--- Data for this task ---
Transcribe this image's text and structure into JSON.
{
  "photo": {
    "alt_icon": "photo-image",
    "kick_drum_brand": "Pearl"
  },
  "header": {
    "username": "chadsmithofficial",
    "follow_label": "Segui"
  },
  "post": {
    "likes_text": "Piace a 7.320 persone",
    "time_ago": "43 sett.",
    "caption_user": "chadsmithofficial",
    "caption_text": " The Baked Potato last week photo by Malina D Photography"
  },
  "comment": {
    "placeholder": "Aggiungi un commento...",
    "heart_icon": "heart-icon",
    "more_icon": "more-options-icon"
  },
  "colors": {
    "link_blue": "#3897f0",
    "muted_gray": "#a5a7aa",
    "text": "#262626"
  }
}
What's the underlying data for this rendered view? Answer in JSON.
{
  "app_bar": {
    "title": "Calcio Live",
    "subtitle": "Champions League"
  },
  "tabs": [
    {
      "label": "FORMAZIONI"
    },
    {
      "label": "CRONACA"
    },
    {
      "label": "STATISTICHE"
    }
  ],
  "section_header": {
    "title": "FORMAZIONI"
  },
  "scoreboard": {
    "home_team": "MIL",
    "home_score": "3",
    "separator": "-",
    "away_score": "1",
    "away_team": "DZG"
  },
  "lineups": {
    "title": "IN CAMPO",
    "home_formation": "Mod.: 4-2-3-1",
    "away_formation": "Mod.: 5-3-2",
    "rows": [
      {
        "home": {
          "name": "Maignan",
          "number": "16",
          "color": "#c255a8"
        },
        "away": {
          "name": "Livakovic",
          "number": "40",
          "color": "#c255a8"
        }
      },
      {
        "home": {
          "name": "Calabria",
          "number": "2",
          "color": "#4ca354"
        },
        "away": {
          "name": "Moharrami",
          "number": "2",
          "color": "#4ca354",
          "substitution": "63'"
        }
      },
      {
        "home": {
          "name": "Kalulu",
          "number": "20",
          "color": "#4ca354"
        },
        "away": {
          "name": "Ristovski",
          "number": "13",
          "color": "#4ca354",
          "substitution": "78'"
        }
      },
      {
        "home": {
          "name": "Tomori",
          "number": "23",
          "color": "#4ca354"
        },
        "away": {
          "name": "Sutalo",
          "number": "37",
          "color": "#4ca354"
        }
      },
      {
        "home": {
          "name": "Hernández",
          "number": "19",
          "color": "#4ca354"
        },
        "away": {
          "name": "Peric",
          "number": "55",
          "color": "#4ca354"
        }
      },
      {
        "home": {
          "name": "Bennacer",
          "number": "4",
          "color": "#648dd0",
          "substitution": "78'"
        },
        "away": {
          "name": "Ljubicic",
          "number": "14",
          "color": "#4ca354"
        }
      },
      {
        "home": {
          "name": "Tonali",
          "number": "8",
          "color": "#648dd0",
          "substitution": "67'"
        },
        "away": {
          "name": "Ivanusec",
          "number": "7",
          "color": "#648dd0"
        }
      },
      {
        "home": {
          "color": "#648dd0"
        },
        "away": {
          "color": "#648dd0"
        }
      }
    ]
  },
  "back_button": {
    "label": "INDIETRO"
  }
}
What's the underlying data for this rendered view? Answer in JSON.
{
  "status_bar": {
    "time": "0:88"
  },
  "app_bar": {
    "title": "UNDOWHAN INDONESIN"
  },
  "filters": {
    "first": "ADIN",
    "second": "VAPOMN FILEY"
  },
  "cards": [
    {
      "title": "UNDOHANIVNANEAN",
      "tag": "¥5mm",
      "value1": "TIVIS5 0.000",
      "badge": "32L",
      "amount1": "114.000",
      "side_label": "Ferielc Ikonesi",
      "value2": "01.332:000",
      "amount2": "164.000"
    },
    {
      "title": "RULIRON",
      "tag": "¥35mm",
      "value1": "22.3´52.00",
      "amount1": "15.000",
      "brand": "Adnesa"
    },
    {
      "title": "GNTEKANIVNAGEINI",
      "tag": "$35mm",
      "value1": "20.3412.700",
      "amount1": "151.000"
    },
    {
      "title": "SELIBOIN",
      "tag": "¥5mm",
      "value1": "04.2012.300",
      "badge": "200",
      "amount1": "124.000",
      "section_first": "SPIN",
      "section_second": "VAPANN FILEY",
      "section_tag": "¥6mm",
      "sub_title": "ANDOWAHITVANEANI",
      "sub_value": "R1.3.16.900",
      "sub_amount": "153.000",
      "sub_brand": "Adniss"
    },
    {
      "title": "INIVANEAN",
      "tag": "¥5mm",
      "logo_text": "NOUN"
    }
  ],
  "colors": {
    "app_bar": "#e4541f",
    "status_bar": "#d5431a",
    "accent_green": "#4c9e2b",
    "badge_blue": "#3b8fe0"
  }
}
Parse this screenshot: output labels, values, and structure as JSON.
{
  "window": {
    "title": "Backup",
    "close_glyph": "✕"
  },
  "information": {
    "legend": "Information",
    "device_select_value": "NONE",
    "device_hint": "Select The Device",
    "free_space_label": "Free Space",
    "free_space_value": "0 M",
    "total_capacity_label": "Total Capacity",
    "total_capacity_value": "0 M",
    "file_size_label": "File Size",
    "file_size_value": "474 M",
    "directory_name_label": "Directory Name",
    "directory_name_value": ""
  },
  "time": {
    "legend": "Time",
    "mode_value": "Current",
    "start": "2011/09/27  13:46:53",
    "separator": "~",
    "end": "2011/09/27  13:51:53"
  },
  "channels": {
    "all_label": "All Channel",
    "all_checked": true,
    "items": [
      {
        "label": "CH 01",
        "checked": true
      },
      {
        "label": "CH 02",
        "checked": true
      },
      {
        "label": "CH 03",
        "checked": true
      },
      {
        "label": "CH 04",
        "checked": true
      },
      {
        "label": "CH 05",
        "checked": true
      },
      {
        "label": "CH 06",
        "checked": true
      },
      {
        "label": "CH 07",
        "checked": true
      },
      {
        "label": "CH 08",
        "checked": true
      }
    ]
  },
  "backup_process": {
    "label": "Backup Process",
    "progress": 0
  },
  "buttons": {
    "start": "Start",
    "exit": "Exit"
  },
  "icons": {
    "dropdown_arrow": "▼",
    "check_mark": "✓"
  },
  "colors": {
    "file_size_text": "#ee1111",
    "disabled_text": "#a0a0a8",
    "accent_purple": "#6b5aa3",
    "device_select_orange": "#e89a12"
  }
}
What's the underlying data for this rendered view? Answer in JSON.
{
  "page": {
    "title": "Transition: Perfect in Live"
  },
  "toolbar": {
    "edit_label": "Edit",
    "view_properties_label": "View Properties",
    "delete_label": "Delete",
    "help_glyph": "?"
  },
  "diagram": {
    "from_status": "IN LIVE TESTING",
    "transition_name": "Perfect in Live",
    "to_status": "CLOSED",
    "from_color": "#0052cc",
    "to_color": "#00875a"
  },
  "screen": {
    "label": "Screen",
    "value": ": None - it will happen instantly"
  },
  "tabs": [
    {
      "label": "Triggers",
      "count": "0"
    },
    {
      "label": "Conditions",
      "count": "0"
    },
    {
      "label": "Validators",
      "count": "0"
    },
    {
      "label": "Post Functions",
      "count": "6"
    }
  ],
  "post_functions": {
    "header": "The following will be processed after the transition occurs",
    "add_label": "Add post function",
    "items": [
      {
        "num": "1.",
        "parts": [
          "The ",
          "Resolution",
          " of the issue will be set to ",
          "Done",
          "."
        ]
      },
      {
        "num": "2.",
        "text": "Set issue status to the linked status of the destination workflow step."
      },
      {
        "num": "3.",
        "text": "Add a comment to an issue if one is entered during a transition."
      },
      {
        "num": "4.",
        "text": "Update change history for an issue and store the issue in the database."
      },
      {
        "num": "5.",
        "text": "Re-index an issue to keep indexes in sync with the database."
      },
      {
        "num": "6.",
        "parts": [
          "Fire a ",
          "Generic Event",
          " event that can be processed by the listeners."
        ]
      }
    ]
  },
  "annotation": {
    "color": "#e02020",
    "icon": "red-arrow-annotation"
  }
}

--- Task goal ---
From the first line to the last, please quote the material above exactly.

--- Answer to this task ---
Transcribe this image's text and structure into JSON.
{
  "photo": {
    "alt_icon": "photo-image",
    "kick_drum_brand": "Pearl"
  },
  "header": {
    "username": "chadsmithofficial",
    "follow_label": "Segui"
  },
  "post": {
    "likes_text": "Piace a 7.320 persone",
    "time_ago": "43 sett.",
    "caption_user": "chadsmithofficial",
    "caption_text": " The Baked Potato last week photo by Malina D Photography"
  },
  "comment": {
    "placeholder": "Aggiungi un commento...",
    "heart_icon": "heart-icon",
    "more_icon": "more-options-icon"
  },
  "colors": {
    "link_blue": "#3897f0",
    "muted_gray": "#a5a7aa",
    "text": "#262626"
  }
}
What's the underlying data for this rendered view? Answer in JSON.
{
  "app_bar": {
    "title": "Calcio Live",
    "subtitle": "Champions League"
  },
  "tabs": [
    {
      "label": "FORMAZIONI"
    },
    {
      "label": "CRONACA"
    },
    {
      "label": "STATISTICHE"
    }
  ],
  "section_header": {
    "title": "FORMAZIONI"
  },
  "scoreboard": {
    "home_team": "MIL",
    "home_score": "3",
    "separator": "-",
    "away_score": "1",
    "away_team": "DZG"
  },
  "lineups": {
    "title": "IN CAMPO",
    "home_formation": "Mod.: 4-2-3-1",
    "away_formation": "Mod.: 5-3-2",
    "rows": [
      {
        "home": {
          "name": "Maignan",
          "number": "16",
          "color": "#c255a8"
        },
        "away": {
          "name": "Livakovic",
          "number": "40",
          "color": "#c255a8"
        }
      },
      {
        "home": {
          "name": "Calabria",
          "number": "2",
          "color": "#4ca354"
        },
        "away": {
          "name": "Moharrami",
          "number": "2",
          "color": "#4ca354",
          "substitution": "63'"
        }
      },
      {
        "home": {
          "name": "Kalulu",
          "number": "20",
          "color": "#4ca354"
        },
        "away": {
          "name": "Ristovski",
          "number": "13",
          "color": "#4ca354",
          "substitution": "78'"
        }
      },
      {
        "home": {
          "name": "Tomori",
          "number": "23",
          "color": "#4ca354"
        },
        "away": {
          "name": "Sutalo",
          "number": "37",
          "color": "#4ca354"
        }
      },
      {
        "home": {
          "name": "Hernández",
          "number": "19",
          "color": "#4ca354"
        },
        "away": {
          "name": "Peric",
          "number": "55",
          "color": "#4ca354"
        }
      },
      {
        "home": {
          "name": "Bennacer",
          "number": "4",
          "color": "#648dd0",
          "substitution": "78'"
        },
        "away": {
          "name": "Ljubicic",
          "number": "14",
          "color": "#4ca354"
        }
      },
      {
        "home": {
          "name": "Tonali",
          "number": "8",
          "color": "#648dd0",
          "substitution": "67'"
        },
        "away": {
          "name": "Ivanusec",
          "number": "7",
          "color": "#648dd0"
        }
      },
      {
        "home": {
          "color": "#648dd0"
        },
        "away": {
          "color": "#648dd0"
        }
      }
    ]
  },
  "back_button": {
    "label": "INDIETRO"
  }
}
What's the underlying data for this rendered view? Answer in JSON.
{
  "status_bar": {
    "time": "0:88"
  },
  "app_bar": {
    "title": "UNDOWHAN INDONESIN"
  },
  "filters": {
    "first": "ADIN",
    "second": "VAPOMN FILEY"
  },
  "cards": [
    {
      "title": "UNDOHANIVNANEAN",
      "tag": "¥5mm",
      "value1": "TIVIS5 0.000",
      "badge": "32L",
      "amount1": "114.000",
      "side_label": "Ferielc Ikonesi",
      "value2": "01.332:000",
      "amount2": "164.000"
    },
    {
      "title": "RULIRON",
      "tag": "¥35mm",
      "value1": "22.3´52.00",
      "amount1": "15.000",
      "brand": "Adnesa"
    },
    {
      "title": "GNTEKANIVNAGEINI",
      "tag": "$35mm",
      "value1": "20.3412.700",
      "amount1": "151.000"
    },
    {
      "title": "SELIBOIN",
      "tag": "¥5mm",
      "value1": "04.2012.300",
      "badge": "200",
      "amount1": "124.000",
      "section_first": "SPIN",
      "section_second": "VAPANN FILEY",
      "section_tag": "¥6mm",
      "sub_title": "ANDOWAHITVANEANI",
      "sub_value": "R1.3.16.900",
      "sub_amount": "153.000",
      "sub_brand": "Adniss"
    },
    {
      "title": "INIVANEAN",
      "tag": "¥5mm",
      "logo_text": "NOUN"
    }
  ],
  "colors": {
    "app_bar": "#e4541f",
    "status_bar": "#d5431a",
    "accent_green": "#4c9e2b",
    "badge_blue": "#3b8fe0"
  }
}
Parse this screenshot: output labels, values, and structure as JSON.
{
  "window": {
    "title": "Backup",
    "close_glyph": "✕"
  },
  "information": {
    "legend": "Information",
    "device_select_value": "NONE",
    "device_hint": "Select The Device",
    "free_space_label": "Free Space",
    "free_space_value": "0 M",
    "total_capacity_label": "Total Capacity",
    "total_capacity_value": "0 M",
    "file_size_label": "File Size",
    "file_size_value": "474 M",
    "directory_name_label": "Directory Name",
    "directory_name_value": ""
  },
  "time": {
    "legend": "Time",
    "mode_value": "Current",
    "start": "2011/09/27  13:46:53",
    "separator": "~",
    "end": "2011/09/27  13:51:53"
  },
  "channels": {
    "all_label": "All Channel",
    "all_checked": true,
    "items": [
      {
        "label": "CH 01",
        "checked": true
      },
      {
        "label": "CH 02",
        "checked": true
      },
      {
        "label": "CH 03",
        "checked": true
      },
      {
        "label": "CH 04",
        "checked": true
      },
      {
        "label": "CH 05",
        "checked": true
      },
      {
        "label": "CH 06",
        "checked": true
      },
      {
        "label": "CH 07",
        "checked": true
      },
      {
        "label": "CH 08",
        "checked": true
      }
    ]
  },
  "backup_process": {
    "label": "Backup Process",
    "progress": 0
  },
  "buttons": {
    "start": "Start",
    "exit": "Exit"
  },
  "icons": {
    "dropdown_arrow": "▼",
    "check_mark": "✓"
  },
  "colors": {
    "file_size_text": "#ee1111",
    "disabled_text": "#a0a0a8",
    "accent_purple": "#6b5aa3",
    "device_select_orange": "#e89a12"
  }
}
What's the underlying data for this rendered view? Answer in JSON.
{
  "page": {
    "title": "Transition: Perfect in Live"
  },
  "toolbar": {
    "edit_label": "Edit",
    "view_properties_label": "View Properties",
    "delete_label": "Delete",
    "help_glyph": "?"
  },
  "diagram": {
    "from_status": "IN LIVE TESTING",
    "transition_name": "Perfect in Live",
    "to_status": "CLOSED",
    "from_color": "#0052cc",
    "to_color": "#00875a"
  },
  "screen": {
    "label": "Screen",
    "value": ": None - it will happen instantly"
  },
  "tabs": [
    {
      "label": "Triggers",
      "count": "0"
    },
    {
      "label": "Conditions",
      "count": "0"
    },
    {
      "label": "Validators",
      "count": "0"
    },
    {
      "label": "Post Functions",
      "count": "6"
    }
  ],
  "post_functions": {
    "header": "The following will be processed after the transition occurs",
    "add_label": "Add post function",
    "items": [
      {
        "num": "1.",
        "parts": [
          "The ",
          "Resolution",
          " of the issue will be set to ",
          "Done",
          "."
        ]
      },
      {
        "num": "2.",
        "text": "Set issue status to the linked status of the destination workflow step."
      },
      {
        "num": "3.",
        "text": "Add a comment to an issue if one is entered during a transition."
      },
      {
        "num": "4.",
        "text": "Update change history for an issue and store the issue in the database."
      },
      {
        "num": "5.",
        "text": "Re-index an issue to keep indexes in sync with the database."
      },
      {
        "num": "6.",
        "parts": [
          "Fire a ",
          "Generic Event",
          " event that can be processed by the listeners."
        ]
      }
    ]
  },
  "annotation": {
    "color": "#e02020",
    "icon": "red-arrow-annotation"
  }
}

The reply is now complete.